** SET TASK **
Extract, from the listing that follows, each line containing the word "Skywalker".
>> START MATERIAL
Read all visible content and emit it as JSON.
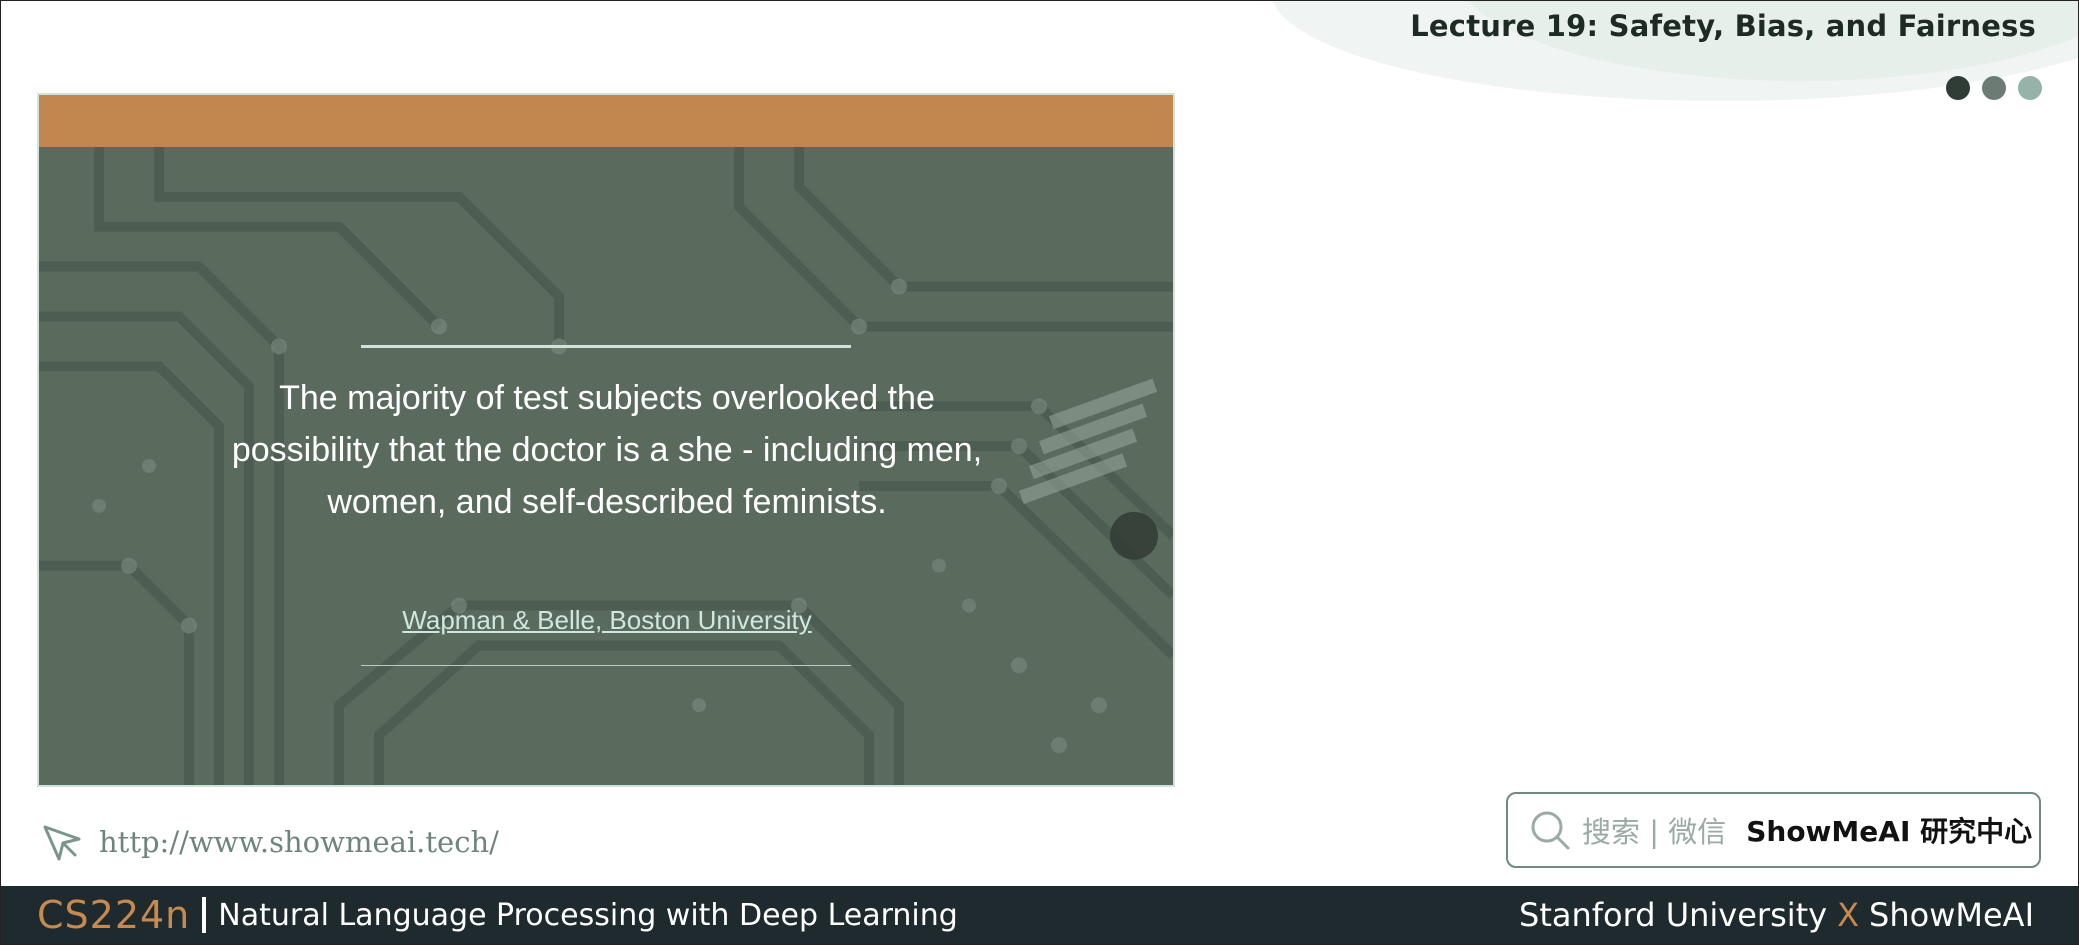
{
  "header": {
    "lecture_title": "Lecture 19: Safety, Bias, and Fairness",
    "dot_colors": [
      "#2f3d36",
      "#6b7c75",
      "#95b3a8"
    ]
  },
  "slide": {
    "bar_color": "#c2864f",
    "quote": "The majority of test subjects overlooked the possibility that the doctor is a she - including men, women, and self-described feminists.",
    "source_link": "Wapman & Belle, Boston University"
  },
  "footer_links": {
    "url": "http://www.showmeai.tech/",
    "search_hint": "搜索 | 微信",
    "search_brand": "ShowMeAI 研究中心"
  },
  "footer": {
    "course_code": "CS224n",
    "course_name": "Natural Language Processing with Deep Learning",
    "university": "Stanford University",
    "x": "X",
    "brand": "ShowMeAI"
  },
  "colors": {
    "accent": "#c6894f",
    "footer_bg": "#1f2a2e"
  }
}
>> END MATERIAL
>> START MATERIAL
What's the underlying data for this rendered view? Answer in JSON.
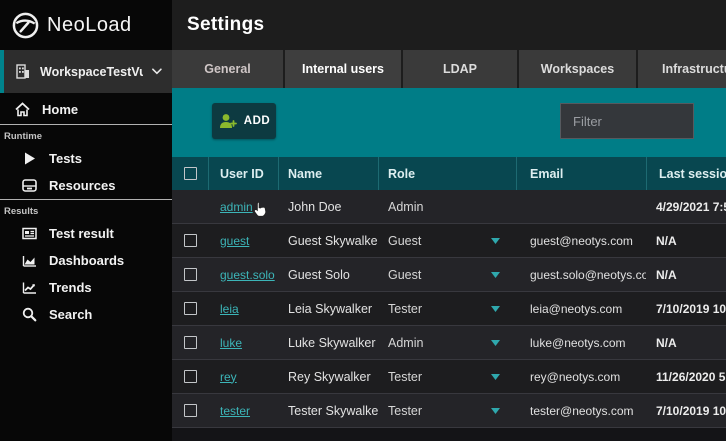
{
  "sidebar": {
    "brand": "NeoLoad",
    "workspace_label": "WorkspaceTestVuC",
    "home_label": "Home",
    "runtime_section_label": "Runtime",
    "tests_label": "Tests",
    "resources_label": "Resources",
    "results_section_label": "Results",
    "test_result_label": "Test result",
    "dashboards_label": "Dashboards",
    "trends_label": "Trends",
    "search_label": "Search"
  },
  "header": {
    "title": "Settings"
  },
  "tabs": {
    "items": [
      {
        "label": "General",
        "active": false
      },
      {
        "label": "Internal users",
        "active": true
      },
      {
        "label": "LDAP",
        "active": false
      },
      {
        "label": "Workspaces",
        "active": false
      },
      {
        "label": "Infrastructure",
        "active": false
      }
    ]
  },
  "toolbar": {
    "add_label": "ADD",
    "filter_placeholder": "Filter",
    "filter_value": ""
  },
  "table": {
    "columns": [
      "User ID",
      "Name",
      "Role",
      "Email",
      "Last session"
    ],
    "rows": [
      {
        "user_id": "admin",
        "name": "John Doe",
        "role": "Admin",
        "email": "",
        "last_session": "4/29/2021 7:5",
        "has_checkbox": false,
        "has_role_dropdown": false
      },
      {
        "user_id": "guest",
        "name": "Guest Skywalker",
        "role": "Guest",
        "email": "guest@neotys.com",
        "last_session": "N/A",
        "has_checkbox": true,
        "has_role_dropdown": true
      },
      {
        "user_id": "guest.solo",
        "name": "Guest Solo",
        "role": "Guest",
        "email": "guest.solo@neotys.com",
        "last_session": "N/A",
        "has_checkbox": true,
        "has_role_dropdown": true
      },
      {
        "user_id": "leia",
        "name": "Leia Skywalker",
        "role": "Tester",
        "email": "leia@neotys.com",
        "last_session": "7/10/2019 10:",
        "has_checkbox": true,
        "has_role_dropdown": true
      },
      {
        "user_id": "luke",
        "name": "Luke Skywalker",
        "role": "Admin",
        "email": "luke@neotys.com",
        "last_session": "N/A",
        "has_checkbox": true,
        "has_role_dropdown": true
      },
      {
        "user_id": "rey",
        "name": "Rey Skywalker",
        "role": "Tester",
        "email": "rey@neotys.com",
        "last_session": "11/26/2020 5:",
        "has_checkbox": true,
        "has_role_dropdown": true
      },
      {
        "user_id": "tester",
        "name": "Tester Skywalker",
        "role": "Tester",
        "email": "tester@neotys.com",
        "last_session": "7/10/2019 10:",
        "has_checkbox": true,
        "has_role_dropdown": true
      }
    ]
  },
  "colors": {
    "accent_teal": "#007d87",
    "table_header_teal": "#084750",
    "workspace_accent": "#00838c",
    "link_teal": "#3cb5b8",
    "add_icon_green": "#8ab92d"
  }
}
>> END MATERIAL
** SOLUTION TO THE EXERCISE **
        "name": "Guest Skywalker",
        "name": "Leia Skywalker",
        "name": "Luke Skywalker",
        "name": "Rey Skywalker",
        "name": "Tester Skywalker",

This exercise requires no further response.